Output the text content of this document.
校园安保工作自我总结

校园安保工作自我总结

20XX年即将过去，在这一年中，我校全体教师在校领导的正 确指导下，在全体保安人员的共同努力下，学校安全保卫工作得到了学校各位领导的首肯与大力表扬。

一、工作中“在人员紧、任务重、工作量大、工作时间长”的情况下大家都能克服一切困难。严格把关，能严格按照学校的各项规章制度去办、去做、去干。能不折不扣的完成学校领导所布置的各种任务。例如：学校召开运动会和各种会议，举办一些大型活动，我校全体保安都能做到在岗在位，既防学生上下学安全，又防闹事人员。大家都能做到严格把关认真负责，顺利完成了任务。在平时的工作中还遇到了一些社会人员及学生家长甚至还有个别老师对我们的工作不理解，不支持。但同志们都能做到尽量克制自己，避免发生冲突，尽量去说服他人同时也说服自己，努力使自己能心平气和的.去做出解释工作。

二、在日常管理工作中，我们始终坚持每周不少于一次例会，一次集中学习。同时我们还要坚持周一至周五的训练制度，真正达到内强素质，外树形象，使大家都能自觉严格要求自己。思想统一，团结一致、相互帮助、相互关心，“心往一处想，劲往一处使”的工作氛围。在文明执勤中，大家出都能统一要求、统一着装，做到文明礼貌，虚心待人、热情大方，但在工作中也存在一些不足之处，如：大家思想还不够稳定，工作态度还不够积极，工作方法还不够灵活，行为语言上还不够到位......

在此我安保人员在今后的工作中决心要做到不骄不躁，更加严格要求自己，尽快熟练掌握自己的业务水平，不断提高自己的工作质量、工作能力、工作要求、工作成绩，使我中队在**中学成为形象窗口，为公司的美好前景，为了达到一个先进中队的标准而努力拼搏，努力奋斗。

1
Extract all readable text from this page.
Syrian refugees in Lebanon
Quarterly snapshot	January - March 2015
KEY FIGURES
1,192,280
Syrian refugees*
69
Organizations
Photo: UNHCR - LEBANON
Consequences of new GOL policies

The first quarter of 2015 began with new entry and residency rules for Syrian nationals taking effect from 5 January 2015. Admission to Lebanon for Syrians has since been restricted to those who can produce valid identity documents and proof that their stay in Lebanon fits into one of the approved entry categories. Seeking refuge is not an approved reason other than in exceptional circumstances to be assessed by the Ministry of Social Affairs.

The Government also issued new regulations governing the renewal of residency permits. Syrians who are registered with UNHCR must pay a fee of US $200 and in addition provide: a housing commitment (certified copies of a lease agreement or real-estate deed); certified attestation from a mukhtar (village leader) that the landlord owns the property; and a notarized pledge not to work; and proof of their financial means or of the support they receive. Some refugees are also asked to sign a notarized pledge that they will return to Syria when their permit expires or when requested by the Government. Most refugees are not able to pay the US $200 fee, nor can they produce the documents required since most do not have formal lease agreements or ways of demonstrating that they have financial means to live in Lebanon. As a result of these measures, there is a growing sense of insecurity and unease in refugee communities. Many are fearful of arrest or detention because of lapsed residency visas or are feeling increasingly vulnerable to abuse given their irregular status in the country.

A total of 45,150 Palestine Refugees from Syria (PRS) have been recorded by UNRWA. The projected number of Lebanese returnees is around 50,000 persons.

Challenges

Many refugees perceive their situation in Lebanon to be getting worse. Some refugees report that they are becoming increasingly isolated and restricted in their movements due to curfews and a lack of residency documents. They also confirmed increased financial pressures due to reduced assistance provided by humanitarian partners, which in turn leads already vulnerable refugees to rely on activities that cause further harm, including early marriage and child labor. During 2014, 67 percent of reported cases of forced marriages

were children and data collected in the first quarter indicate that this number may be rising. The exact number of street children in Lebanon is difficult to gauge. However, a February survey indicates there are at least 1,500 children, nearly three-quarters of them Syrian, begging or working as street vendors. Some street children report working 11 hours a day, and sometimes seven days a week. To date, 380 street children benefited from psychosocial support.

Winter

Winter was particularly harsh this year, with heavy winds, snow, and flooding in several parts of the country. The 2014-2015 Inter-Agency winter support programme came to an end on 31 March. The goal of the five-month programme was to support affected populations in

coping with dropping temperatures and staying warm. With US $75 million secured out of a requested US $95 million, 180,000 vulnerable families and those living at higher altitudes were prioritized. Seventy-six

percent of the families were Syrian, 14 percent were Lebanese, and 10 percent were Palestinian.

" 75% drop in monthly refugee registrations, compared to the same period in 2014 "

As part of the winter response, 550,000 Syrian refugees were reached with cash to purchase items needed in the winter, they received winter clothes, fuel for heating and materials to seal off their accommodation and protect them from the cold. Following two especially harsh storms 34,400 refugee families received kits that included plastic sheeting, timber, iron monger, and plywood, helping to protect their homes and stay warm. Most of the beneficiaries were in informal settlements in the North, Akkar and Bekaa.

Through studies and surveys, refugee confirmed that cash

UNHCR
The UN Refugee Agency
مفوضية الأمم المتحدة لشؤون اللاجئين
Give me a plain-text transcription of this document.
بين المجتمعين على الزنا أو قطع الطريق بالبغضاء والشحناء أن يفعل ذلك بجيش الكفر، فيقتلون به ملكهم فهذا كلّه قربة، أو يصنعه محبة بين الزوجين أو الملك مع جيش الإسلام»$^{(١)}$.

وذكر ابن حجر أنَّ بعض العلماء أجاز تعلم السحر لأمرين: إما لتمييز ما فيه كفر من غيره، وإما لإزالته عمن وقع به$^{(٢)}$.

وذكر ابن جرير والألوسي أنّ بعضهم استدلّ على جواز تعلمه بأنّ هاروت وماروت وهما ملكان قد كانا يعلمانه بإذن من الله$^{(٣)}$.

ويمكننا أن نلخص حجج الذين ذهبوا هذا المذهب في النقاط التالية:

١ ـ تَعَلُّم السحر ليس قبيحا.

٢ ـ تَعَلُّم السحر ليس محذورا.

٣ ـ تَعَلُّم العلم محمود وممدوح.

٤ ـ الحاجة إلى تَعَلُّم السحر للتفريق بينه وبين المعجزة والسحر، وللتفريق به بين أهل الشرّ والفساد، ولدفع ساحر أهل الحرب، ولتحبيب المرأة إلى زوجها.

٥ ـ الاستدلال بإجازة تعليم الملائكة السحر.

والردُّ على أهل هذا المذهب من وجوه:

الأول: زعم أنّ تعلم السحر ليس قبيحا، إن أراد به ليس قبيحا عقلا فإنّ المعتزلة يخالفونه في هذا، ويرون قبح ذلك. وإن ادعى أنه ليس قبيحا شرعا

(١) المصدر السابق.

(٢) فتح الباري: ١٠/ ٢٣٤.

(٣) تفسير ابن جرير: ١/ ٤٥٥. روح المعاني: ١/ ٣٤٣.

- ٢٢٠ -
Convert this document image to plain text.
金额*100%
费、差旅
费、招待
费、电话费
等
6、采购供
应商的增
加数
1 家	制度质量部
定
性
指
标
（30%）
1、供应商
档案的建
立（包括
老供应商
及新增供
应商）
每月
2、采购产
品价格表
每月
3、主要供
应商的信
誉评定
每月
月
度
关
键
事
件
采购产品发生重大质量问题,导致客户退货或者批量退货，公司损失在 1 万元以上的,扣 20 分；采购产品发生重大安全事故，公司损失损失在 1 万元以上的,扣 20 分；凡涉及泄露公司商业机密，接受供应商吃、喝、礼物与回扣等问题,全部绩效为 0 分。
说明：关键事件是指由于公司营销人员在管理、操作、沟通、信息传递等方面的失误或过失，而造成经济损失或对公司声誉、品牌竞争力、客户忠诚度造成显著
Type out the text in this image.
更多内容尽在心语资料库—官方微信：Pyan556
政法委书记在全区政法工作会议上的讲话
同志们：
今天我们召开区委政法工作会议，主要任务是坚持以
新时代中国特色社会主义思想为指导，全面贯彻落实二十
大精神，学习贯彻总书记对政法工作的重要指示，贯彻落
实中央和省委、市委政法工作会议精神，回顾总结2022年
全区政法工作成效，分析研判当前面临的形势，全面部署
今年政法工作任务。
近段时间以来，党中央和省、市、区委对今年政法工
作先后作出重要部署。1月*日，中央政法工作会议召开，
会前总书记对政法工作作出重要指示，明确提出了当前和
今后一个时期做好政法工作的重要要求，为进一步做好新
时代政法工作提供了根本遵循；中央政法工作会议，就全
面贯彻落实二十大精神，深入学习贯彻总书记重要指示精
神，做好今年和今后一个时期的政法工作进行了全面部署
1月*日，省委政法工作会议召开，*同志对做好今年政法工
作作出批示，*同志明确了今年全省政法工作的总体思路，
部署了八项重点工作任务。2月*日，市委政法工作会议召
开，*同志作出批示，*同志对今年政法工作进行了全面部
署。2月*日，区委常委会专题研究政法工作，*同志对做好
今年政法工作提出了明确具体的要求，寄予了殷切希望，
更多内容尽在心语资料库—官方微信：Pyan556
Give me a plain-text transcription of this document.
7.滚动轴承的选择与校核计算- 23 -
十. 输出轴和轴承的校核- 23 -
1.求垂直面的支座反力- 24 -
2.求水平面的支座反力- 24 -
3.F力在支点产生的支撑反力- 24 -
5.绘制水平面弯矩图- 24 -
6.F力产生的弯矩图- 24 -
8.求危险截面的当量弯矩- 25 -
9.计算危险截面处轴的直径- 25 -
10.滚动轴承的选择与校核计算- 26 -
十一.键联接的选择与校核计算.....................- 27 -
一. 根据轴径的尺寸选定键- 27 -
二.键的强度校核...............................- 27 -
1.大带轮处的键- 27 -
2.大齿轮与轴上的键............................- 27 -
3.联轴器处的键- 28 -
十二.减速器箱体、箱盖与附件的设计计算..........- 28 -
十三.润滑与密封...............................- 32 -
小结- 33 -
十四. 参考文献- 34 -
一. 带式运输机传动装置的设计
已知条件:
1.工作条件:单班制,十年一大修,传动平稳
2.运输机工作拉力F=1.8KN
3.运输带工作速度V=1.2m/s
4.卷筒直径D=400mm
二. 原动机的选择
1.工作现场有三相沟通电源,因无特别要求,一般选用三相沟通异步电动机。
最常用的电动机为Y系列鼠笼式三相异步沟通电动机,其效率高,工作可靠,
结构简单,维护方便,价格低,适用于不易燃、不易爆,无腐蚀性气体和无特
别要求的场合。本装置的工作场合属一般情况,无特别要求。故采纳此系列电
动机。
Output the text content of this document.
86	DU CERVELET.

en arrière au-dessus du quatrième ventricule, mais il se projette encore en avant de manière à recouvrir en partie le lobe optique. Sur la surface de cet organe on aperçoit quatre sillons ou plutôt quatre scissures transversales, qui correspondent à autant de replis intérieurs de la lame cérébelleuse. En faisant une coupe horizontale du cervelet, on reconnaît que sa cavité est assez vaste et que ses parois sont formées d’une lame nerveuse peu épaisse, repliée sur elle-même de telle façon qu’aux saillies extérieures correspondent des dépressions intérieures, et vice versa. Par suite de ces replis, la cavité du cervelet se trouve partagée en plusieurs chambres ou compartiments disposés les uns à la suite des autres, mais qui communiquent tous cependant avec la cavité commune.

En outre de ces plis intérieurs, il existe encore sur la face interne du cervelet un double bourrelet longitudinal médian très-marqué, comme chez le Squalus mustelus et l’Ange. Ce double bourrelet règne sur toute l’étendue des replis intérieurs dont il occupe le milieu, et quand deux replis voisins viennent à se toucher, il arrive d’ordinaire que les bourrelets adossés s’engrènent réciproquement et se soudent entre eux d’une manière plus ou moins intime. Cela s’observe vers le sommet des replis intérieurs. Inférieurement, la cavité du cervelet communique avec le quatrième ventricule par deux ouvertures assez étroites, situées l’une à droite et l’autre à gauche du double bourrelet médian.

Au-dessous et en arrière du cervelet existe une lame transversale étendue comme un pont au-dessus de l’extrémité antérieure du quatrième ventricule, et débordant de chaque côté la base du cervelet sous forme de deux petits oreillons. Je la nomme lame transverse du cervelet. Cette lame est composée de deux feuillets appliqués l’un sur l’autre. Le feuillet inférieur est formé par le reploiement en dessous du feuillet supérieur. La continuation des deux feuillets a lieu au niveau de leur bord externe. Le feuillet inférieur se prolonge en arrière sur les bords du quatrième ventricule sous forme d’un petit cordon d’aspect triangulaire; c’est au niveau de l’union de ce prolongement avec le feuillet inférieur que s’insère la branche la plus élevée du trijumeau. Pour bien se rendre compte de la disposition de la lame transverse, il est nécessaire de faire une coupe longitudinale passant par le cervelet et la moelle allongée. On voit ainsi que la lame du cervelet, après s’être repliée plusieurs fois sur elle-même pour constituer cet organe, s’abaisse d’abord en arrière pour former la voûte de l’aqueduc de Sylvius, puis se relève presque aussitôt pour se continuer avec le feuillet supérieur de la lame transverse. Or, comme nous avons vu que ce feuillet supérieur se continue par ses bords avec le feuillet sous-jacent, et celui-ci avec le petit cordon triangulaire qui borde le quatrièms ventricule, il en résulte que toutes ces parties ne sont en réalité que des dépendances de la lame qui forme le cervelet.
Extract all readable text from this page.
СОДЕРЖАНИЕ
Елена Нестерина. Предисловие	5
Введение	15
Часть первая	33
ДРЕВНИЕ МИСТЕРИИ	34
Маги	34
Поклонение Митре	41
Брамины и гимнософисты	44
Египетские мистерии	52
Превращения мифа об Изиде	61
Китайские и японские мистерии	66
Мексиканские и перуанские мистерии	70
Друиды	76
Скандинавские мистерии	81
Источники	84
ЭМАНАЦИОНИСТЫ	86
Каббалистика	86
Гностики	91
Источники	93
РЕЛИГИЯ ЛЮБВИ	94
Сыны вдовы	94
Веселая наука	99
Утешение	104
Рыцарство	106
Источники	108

━━━━━━━━━━━━━━━━

> [Given task]: Identify each line containing the string "المذهب" and copy it out.

> [Correct result]:
ويمكننا أن نلخص حجج الذين ذهبوا هذا المذهب في النقاط التالية:
والردُّ على أهل هذا المذهب من وجوه:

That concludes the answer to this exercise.